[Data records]
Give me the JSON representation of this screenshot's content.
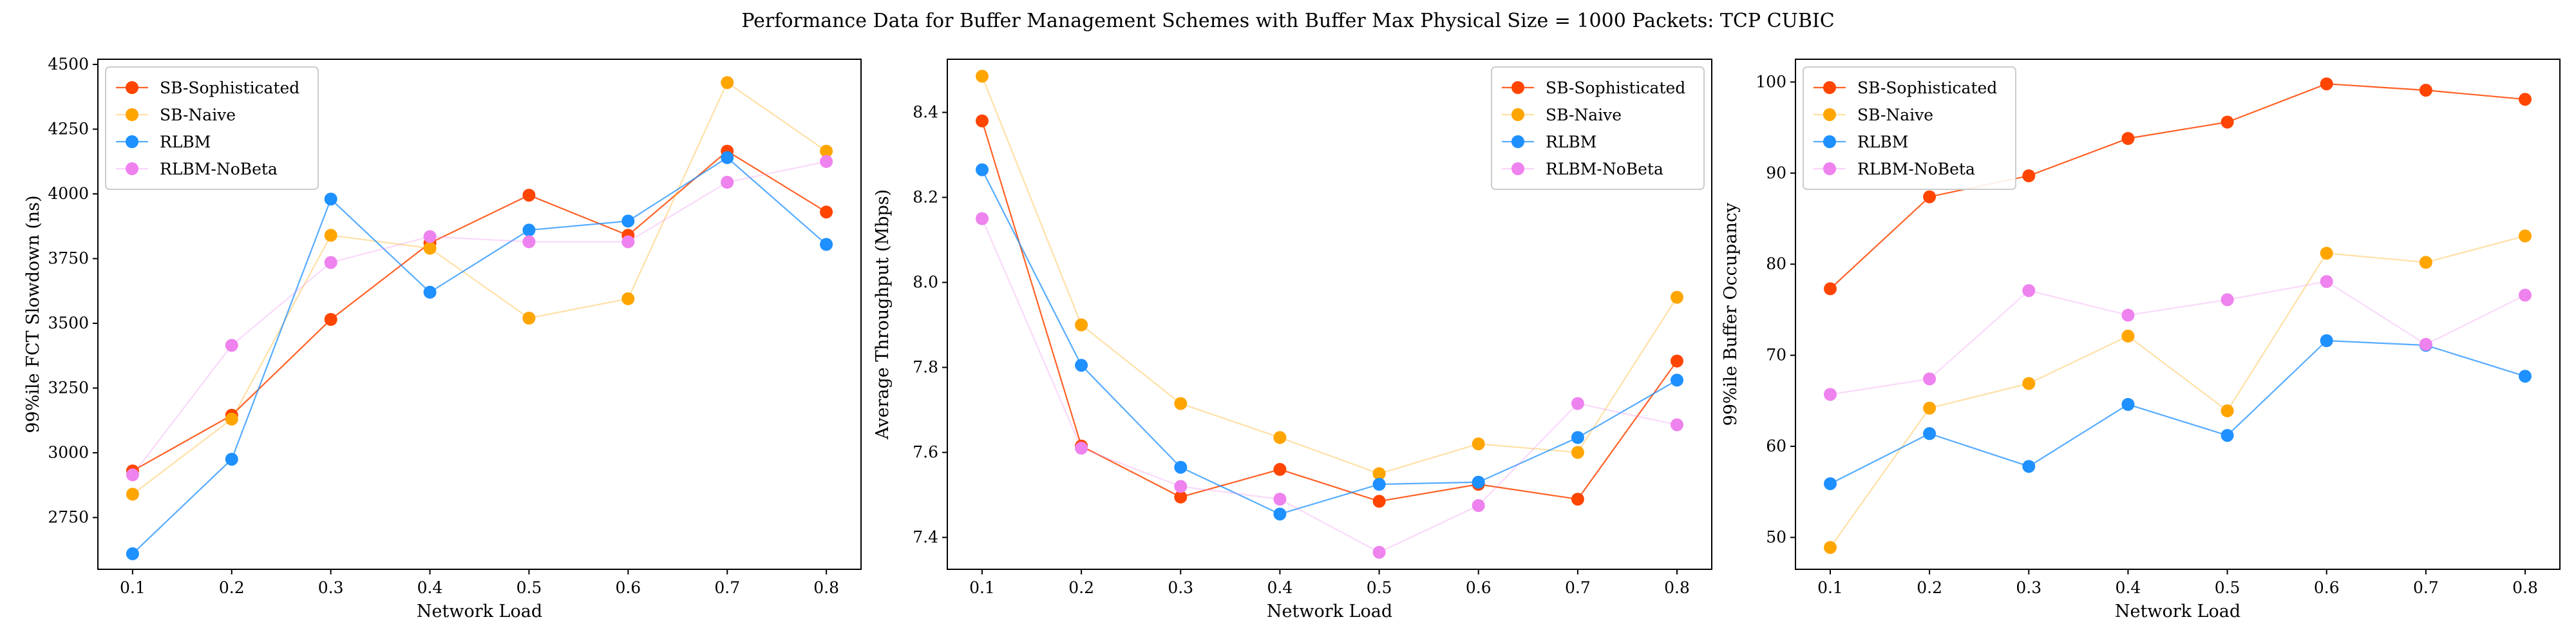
{
  "figure": {
    "title": "Performance Data for Buffer Management Schemes with Buffer Max Physical Size = 1000 Packets: TCP CUBIC"
  },
  "series_styles": [
    {
      "name": "SB-Sophisticated",
      "color": "#ff4500"
    },
    {
      "name": "SB-Naive",
      "color": "#ffa500"
    },
    {
      "name": "RLBM",
      "color": "#1e90ff"
    },
    {
      "name": "RLBM-NoBeta",
      "color": "#ee82ee"
    }
  ],
  "chart_data": [
    {
      "type": "line",
      "xlabel": "Network Load",
      "ylabel": "99%ile FCT Slowdown (ns)",
      "x": [
        0.1,
        0.2,
        0.3,
        0.4,
        0.5,
        0.6,
        0.7,
        0.8
      ],
      "x_ticks": [
        "0.1",
        "0.2",
        "0.3",
        "0.4",
        "0.5",
        "0.6",
        "0.7",
        "0.8"
      ],
      "xlim": [
        0.065,
        0.835
      ],
      "ylim": [
        2550,
        4520
      ],
      "y_ticks": [
        2750,
        3000,
        3250,
        3500,
        3750,
        4000,
        4250,
        4500
      ],
      "legend": "upper-left",
      "series": [
        {
          "name": "SB-Sophisticated",
          "values": [
            2930,
            3145,
            3515,
            3810,
            3995,
            3840,
            4165,
            3930
          ]
        },
        {
          "name": "SB-Naive",
          "values": [
            2840,
            3130,
            3840,
            3790,
            3520,
            3595,
            4430,
            4165
          ]
        },
        {
          "name": "RLBM",
          "values": [
            2610,
            2975,
            3980,
            3620,
            3860,
            3895,
            4140,
            3805
          ]
        },
        {
          "name": "RLBM-NoBeta",
          "values": [
            2915,
            3415,
            3735,
            3835,
            3815,
            3815,
            4045,
            4125
          ]
        }
      ]
    },
    {
      "type": "line",
      "xlabel": "Network Load",
      "ylabel": "Average Throughput (Mbps)",
      "x": [
        0.1,
        0.2,
        0.3,
        0.4,
        0.5,
        0.6,
        0.7,
        0.8
      ],
      "x_ticks": [
        "0.1",
        "0.2",
        "0.3",
        "0.4",
        "0.5",
        "0.6",
        "0.7",
        "0.8"
      ],
      "xlim": [
        0.065,
        0.835
      ],
      "ylim": [
        7.325,
        8.525
      ],
      "y_ticks": [
        7.4,
        7.6,
        7.8,
        8.0,
        8.2,
        8.4
      ],
      "legend": "upper-right",
      "series": [
        {
          "name": "SB-Sophisticated",
          "values": [
            8.38,
            7.615,
            7.495,
            7.56,
            7.485,
            7.525,
            7.49,
            7.815
          ]
        },
        {
          "name": "SB-Naive",
          "values": [
            8.485,
            7.9,
            7.715,
            7.635,
            7.55,
            7.62,
            7.6,
            7.965
          ]
        },
        {
          "name": "RLBM",
          "values": [
            8.265,
            7.805,
            7.565,
            7.455,
            7.525,
            7.53,
            7.635,
            7.77
          ]
        },
        {
          "name": "RLBM-NoBeta",
          "values": [
            8.15,
            7.61,
            7.52,
            7.49,
            7.365,
            7.475,
            7.715,
            7.665
          ]
        }
      ]
    },
    {
      "type": "line",
      "xlabel": "Network Load",
      "ylabel": "99%ile Buffer Occupancy",
      "x": [
        0.1,
        0.2,
        0.3,
        0.4,
        0.5,
        0.6,
        0.7,
        0.8
      ],
      "x_ticks": [
        "0.1",
        "0.2",
        "0.3",
        "0.4",
        "0.5",
        "0.6",
        "0.7",
        "0.8"
      ],
      "xlim": [
        0.065,
        0.835
      ],
      "ylim": [
        46.5,
        102.5
      ],
      "y_ticks": [
        50,
        60,
        70,
        80,
        90,
        100
      ],
      "legend": "upper-left",
      "series": [
        {
          "name": "SB-Sophisticated",
          "values": [
            77.3,
            87.4,
            89.7,
            93.8,
            95.6,
            99.8,
            99.1,
            98.1
          ]
        },
        {
          "name": "SB-Naive",
          "values": [
            48.9,
            64.2,
            66.9,
            72.1,
            63.9,
            81.2,
            80.2,
            83.1
          ]
        },
        {
          "name": "RLBM",
          "values": [
            55.9,
            61.4,
            57.8,
            64.6,
            61.2,
            71.6,
            71.1,
            67.7
          ]
        },
        {
          "name": "RLBM-NoBeta",
          "values": [
            65.7,
            67.4,
            77.1,
            74.4,
            76.1,
            78.1,
            71.2,
            76.6
          ]
        }
      ]
    }
  ]
}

**What is being asked**
Repeat the material above in full and exactly, omitting the pictures.

**Solution**
Give me the JSON representation of this screenshot's content.
{
  "figure": {
    "title": "Performance Data for Buffer Management Schemes with Buffer Max Physical Size = 1000 Packets: TCP CUBIC"
  },
  "series_styles": [
    {
      "name": "SB-Sophisticated",
      "color": "#ff4500"
    },
    {
      "name": "SB-Naive",
      "color": "#ffa500"
    },
    {
      "name": "RLBM",
      "color": "#1e90ff"
    },
    {
      "name": "RLBM-NoBeta",
      "color": "#ee82ee"
    }
  ],
  "chart_data": [
    {
      "type": "line",
      "xlabel": "Network Load",
      "ylabel": "99%ile FCT Slowdown (ns)",
      "x": [
        0.1,
        0.2,
        0.3,
        0.4,
        0.5,
        0.6,
        0.7,
        0.8
      ],
      "x_ticks": [
        "0.1",
        "0.2",
        "0.3",
        "0.4",
        "0.5",
        "0.6",
        "0.7",
        "0.8"
      ],
      "xlim": [
        0.065,
        0.835
      ],
      "ylim": [
        2550,
        4520
      ],
      "y_ticks": [
        2750,
        3000,
        3250,
        3500,
        3750,
        4000,
        4250,
        4500
      ],
      "legend": "upper-left",
      "series": [
        {
          "name": "SB-Sophisticated",
          "values": [
            2930,
            3145,
            3515,
            3810,
            3995,
            3840,
            4165,
            3930
          ]
        },
        {
          "name": "SB-Naive",
          "values": [
            2840,
            3130,
            3840,
            3790,
            3520,
            3595,
            4430,
            4165
          ]
        },
        {
          "name": "RLBM",
          "values": [
            2610,
            2975,
            3980,
            3620,
            3860,
            3895,
            4140,
            3805
          ]
        },
        {
          "name": "RLBM-NoBeta",
          "values": [
            2915,
            3415,
            3735,
            3835,
            3815,
            3815,
            4045,
            4125
          ]
        }
      ]
    },
    {
      "type": "line",
      "xlabel": "Network Load",
      "ylabel": "Average Throughput (Mbps)",
      "x": [
        0.1,
        0.2,
        0.3,
        0.4,
        0.5,
        0.6,
        0.7,
        0.8
      ],
      "x_ticks": [
        "0.1",
        "0.2",
        "0.3",
        "0.4",
        "0.5",
        "0.6",
        "0.7",
        "0.8"
      ],
      "xlim": [
        0.065,
        0.835
      ],
      "ylim": [
        7.325,
        8.525
      ],
      "y_ticks": [
        7.4,
        7.6,
        7.8,
        8.0,
        8.2,
        8.4
      ],
      "legend": "upper-right",
      "series": [
        {
          "name": "SB-Sophisticated",
          "values": [
            8.38,
            7.615,
            7.495,
            7.56,
            7.485,
            7.525,
            7.49,
            7.815
          ]
        },
        {
          "name": "SB-Naive",
          "values": [
            8.485,
            7.9,
            7.715,
            7.635,
            7.55,
            7.62,
            7.6,
            7.965
          ]
        },
        {
          "name": "RLBM",
          "values": [
            8.265,
            7.805,
            7.565,
            7.455,
            7.525,
            7.53,
            7.635,
            7.77
          ]
        },
        {
          "name": "RLBM-NoBeta",
          "values": [
            8.15,
            7.61,
            7.52,
            7.49,
            7.365,
            7.475,
            7.715,
            7.665
          ]
        }
      ]
    },
    {
      "type": "line",
      "xlabel": "Network Load",
      "ylabel": "99%ile Buffer Occupancy",
      "x": [
        0.1,
        0.2,
        0.3,
        0.4,
        0.5,
        0.6,
        0.7,
        0.8
      ],
      "x_ticks": [
        "0.1",
        "0.2",
        "0.3",
        "0.4",
        "0.5",
        "0.6",
        "0.7",
        "0.8"
      ],
      "xlim": [
        0.065,
        0.835
      ],
      "ylim": [
        46.5,
        102.5
      ],
      "y_ticks": [
        50,
        60,
        70,
        80,
        90,
        100
      ],
      "legend": "upper-left",
      "series": [
        {
          "name": "SB-Sophisticated",
          "values": [
            77.3,
            87.4,
            89.7,
            93.8,
            95.6,
            99.8,
            99.1,
            98.1
          ]
        },
        {
          "name": "SB-Naive",
          "values": [
            48.9,
            64.2,
            66.9,
            72.1,
            63.9,
            81.2,
            80.2,
            83.1
          ]
        },
        {
          "name": "RLBM",
          "values": [
            55.9,
            61.4,
            57.8,
            64.6,
            61.2,
            71.6,
            71.1,
            67.7
          ]
        },
        {
          "name": "RLBM-NoBeta",
          "values": [
            65.7,
            67.4,
            77.1,
            74.4,
            76.1,
            78.1,
            71.2,
            76.6
          ]
        }
      ]
    }
  ]
}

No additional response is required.